§ What is being asked: Verbatim output of all the material below is required.

[Dataset entries on figures]
┌──
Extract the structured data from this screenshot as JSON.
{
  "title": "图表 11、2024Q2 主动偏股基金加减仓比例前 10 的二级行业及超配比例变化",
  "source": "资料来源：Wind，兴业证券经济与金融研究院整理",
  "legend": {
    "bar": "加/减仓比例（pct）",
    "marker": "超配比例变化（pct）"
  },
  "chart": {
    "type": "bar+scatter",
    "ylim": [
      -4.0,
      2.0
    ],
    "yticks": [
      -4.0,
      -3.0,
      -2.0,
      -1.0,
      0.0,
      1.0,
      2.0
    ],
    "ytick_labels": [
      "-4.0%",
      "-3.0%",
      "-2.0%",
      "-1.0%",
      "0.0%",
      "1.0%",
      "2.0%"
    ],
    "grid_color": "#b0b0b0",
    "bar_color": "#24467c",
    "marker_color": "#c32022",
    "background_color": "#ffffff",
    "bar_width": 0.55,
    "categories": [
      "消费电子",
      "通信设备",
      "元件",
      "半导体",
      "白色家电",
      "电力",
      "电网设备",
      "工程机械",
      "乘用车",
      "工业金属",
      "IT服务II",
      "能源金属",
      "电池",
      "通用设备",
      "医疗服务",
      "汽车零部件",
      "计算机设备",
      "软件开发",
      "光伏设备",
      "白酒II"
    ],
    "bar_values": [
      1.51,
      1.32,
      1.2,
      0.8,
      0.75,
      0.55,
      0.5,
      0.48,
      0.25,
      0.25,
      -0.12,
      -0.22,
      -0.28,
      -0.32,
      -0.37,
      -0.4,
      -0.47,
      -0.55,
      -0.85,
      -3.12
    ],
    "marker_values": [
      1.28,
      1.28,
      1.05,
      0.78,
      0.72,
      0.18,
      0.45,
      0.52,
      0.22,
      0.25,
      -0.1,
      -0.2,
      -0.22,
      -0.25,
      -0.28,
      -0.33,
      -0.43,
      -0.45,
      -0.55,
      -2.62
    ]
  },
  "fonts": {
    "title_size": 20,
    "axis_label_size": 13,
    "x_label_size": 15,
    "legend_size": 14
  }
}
└──
§ Task output:
Extract the structured data from this screenshot as JSON.
{
  "title": "图表 11、2024Q2 主动偏股基金加减仓比例前 10 的二级行业及超配比例变化",
  "source": "资料来源：Wind，兴业证券经济与金融研究院整理",
  "legend": {
    "bar": "加/减仓比例（pct）",
    "marker": "超配比例变化（pct）"
  },
  "chart": {
    "type": "bar+scatter",
    "ylim": [
      -4.0,
      2.0
    ],
    "yticks": [
      -4.0,
      -3.0,
      -2.0,
      -1.0,
      0.0,
      1.0,
      2.0
    ],
    "ytick_labels": [
      "-4.0%",
      "-3.0%",
      "-2.0%",
      "-1.0%",
      "0.0%",
      "1.0%",
      "2.0%"
    ],
    "grid_color": "#b0b0b0",
    "bar_color": "#24467c",
    "marker_color": "#c32022",
    "background_color": "#ffffff",
    "bar_width": 0.55,
    "categories": [
      "消费电子",
      "通信设备",
      "元件",
      "半导体",
      "白色家电",
      "电力",
      "电网设备",
      "工程机械",
      "乘用车",
      "工业金属",
      "IT服务II",
      "能源金属",
      "电池",
      "通用设备",
      "医疗服务",
      "汽车零部件",
      "计算机设备",
      "软件开发",
      "光伏设备",
      "白酒II"
    ],
    "bar_values": [
      1.51,
      1.32,
      1.2,
      0.8,
      0.75,
      0.55,
      0.5,
      0.48,
      0.25,
      0.25,
      -0.12,
      -0.22,
      -0.28,
      -0.32,
      -0.37,
      -0.4,
      -0.47,
      -0.55,
      -0.85,
      -3.12
    ],
    "marker_values": [
      1.28,
      1.28,
      1.05,
      0.78,
      0.72,
      0.18,
      0.45,
      0.52,
      0.22,
      0.25,
      -0.1,
      -0.2,
      -0.22,
      -0.25,
      -0.28,
      -0.33,
      -0.43,
      -0.45,
      -0.55,
      -2.62
    ]
  },
  "fonts": {
    "title_size": 20,
    "axis_label_size": 13,
    "x_label_size": 15,
    "legend_size": 14
  }
}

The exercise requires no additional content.